[[ GIVEN TEXT open ]]

Daisy Mariposa profile image

Daisy Mariposa 4 years ago from Orange County (Southern California) Author

Nell,

Thanks for reading my article and adding your comment. What I find especially amazing about Nuestra Señora de Atocha is that items from the cargo are still being salvaged. Just last year. a ring valued at US$500,000 was found.


Docmo profile image

Docmo 4 years ago from UK

I've always loved sunken treasures and stories of shipwrecks. This is a fascinating study of the Spanish Galleon. Can't wait for the sequel, Daisy.


Daisy Mariposa profile image

Daisy Mariposa 4 years ago from Orange County (Southern California) Author

Mohan (Docmo),

Thanks for reading my article and adding your comment. I appreciate your continuous support of my writing.

I expect to publish my article tomorrow about the salvage attempts and Mel Fisher's Maritime Museum in Key West, Florida. The next time you're on holiday in Florida, you ought to drive to Key West and see the treasures salvaged from Nuestra Señora de Atocha . It's an incredible feeling, looking at the cargo salvaged from the 1622 shipwreck.


bdegiulio profile image

bdegiulio 4 years ago from Massachusetts

Daisy, this is just as riveting as the NG special I watched over 30 years ago. Great, great read. Don't know how I missed this a few weeks ago, my apologies. This kind of history really interests me. VU, sharing, etc...


Daisy Mariposa profile image

Daisy Mariposa 4 years ago from Orange County (Southern California) Author

Bill (bdegiulio),

Thanks for reading my article and commenting in it. Thanks, too, for sharing my Hub.

As you know from reading my Hub about the salvage operations involving Nuestra Señora de Atocha, I've been to the Mel Fisher Maritime Museum in Key West. I enjoyed working backwards from that point and doing research regarding the history of the ship.


Denise Handlon profile image

Denise Handlon 4 years ago from North Carolina

Interesting, now that I read the second one first, I wish I had read them in reverse, haha. Very cool...I love the whole concept of shipwrecks and treasure beneath the sea (or buried treasure). NC has a rich history of treasures and pirate lore. Rated up/I


Daisy Mariposa profile image

Daisy Mariposa 4 years ago from Orange County (Southern California) Author

Denise,

Thanks for reading both of my Nuestra Señora de Atocha articles. I'm glad you enjoyed them.

I learned a lot from doing the research for this Hub. I knew about the salvage operations, having visited Mel Fisher's museum, but I didn't know a lot about the ship's history.


DDE profile image

DDE 3 years ago from Dubrovnik, Croatia

Great hub, an educational hub, interesting, informative, I voted up and useful you certainly did your research to perfection and I enjoy reading your hubs.

[[ GIVEN TEXT closed ]]
[[ EXTRACTED MATERIAL open ]]

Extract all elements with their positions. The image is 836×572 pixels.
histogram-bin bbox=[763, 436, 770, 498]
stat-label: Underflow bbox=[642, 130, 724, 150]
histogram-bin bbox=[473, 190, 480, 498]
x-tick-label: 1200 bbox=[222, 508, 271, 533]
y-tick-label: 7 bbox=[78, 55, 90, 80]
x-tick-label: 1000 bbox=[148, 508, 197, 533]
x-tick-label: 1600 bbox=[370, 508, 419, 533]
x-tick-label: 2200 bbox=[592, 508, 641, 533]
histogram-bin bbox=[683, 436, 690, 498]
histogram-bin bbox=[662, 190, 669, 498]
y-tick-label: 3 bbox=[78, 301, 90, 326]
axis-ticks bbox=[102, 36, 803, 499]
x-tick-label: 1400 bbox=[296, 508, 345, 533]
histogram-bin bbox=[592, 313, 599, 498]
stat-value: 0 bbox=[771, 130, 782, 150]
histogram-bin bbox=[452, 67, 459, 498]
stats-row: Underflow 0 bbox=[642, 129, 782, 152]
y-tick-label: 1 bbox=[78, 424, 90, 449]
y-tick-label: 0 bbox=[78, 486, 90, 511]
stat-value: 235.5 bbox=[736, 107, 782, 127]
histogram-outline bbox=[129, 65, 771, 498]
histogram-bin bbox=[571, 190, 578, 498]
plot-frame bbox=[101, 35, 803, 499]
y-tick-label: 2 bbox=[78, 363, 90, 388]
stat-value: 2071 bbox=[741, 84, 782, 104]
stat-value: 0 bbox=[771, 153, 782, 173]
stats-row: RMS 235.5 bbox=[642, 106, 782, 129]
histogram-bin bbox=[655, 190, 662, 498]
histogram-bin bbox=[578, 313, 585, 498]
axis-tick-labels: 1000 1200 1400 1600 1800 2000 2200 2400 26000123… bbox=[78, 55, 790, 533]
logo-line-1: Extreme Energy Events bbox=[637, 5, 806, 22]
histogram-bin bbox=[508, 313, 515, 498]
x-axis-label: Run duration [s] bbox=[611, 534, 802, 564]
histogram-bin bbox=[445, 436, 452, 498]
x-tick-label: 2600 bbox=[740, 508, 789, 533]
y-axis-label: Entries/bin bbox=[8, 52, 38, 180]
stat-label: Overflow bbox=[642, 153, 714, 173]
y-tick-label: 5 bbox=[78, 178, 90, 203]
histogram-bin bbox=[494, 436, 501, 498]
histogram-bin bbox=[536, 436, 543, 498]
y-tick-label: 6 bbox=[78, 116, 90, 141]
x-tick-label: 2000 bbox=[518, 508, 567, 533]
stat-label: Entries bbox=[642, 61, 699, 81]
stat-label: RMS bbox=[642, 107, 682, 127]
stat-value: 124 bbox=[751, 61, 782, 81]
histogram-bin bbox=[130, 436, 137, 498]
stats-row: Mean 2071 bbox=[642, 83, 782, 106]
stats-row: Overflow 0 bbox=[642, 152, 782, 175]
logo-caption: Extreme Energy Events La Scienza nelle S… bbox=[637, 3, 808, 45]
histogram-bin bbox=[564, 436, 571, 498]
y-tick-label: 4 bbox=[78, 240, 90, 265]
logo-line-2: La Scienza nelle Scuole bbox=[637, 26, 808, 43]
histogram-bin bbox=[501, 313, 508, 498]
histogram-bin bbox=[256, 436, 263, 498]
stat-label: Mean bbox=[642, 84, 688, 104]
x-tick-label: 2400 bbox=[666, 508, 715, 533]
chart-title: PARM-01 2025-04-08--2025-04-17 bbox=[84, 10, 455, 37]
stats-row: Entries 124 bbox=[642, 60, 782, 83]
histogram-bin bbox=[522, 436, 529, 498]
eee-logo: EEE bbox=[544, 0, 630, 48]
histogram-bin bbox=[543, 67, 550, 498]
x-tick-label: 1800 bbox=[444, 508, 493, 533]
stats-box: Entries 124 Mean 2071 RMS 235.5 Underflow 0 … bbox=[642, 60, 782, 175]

[[ EXTRACTED MATERIAL closed ]]

• [WHAT YOU WILL DO]
Repeat the comment thread word for word between "Docmo 4 years ago" and "of my writing.", inclusive. The rows are separate from the comment thread and unrelated to it.

• [ANSWER TO THIS PROBLEM]
Docmo 4 years ago from UK

I've always loved sunken treasures and stories of shipwrecks. This is a fascinating study of the Spanish Galleon. Can't wait for the sequel, Daisy.


Daisy Mariposa profile image

Daisy Mariposa 4 years ago from Orange County (Southern California) Author

Mohan (Docmo),

Thanks for reading my article and adding your comment. I appreciate your continuous support of my writing.